Your task is to copy the material exactly.

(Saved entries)
%%
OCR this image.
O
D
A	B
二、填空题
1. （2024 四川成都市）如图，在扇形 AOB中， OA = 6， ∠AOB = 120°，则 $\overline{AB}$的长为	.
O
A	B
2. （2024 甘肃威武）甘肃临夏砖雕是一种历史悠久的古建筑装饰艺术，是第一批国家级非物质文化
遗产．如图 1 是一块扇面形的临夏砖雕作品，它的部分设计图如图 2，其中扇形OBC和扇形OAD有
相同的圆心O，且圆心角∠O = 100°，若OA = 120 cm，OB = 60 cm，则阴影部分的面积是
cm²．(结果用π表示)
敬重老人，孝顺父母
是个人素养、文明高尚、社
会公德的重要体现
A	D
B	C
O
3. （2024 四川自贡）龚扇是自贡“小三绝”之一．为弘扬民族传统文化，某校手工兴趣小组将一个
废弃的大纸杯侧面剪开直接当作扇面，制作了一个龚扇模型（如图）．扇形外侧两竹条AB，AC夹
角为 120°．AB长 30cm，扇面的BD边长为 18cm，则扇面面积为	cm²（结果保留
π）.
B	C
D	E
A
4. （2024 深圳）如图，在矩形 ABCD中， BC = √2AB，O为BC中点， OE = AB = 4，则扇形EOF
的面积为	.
%%
### Solution to the problem:
OCR this image.
O
D
A	B
二、填空题
1. （2024 四川成都市）如图，在扇形 AOB中， OA = 6， ∠AOB = 120°，则 $\overline{AB}$的长为	.
O
A	B
2. （2024 甘肃威武）甘肃临夏砖雕是一种历史悠久的古建筑装饰艺术，是第一批国家级非物质文化
遗产．如图 1 是一块扇面形的临夏砖雕作品，它的部分设计图如图 2，其中扇形OBC和扇形OAD有
相同的圆心O，且圆心角∠O = 100°，若OA = 120 cm，OB = 60 cm，则阴影部分的面积是
cm²．(结果用π表示)
敬重老人，孝顺父母
是个人素养、文明高尚、社
会公德的重要体现
A	D
B	C
O
3. （2024 四川自贡）龚扇是自贡“小三绝”之一．为弘扬民族传统文化，某校手工兴趣小组将一个
废弃的大纸杯侧面剪开直接当作扇面，制作了一个龚扇模型（如图）．扇形外侧两竹条AB，AC夹
角为 120°．AB长 30cm，扇面的BD边长为 18cm，则扇面面积为	cm²（结果保留
π）.
B	C
D	E
A
4. （2024 深圳）如图，在矩形 ABCD中， BC = √2AB，O为BC中点， OE = AB = 4，则扇形EOF
的面积为	.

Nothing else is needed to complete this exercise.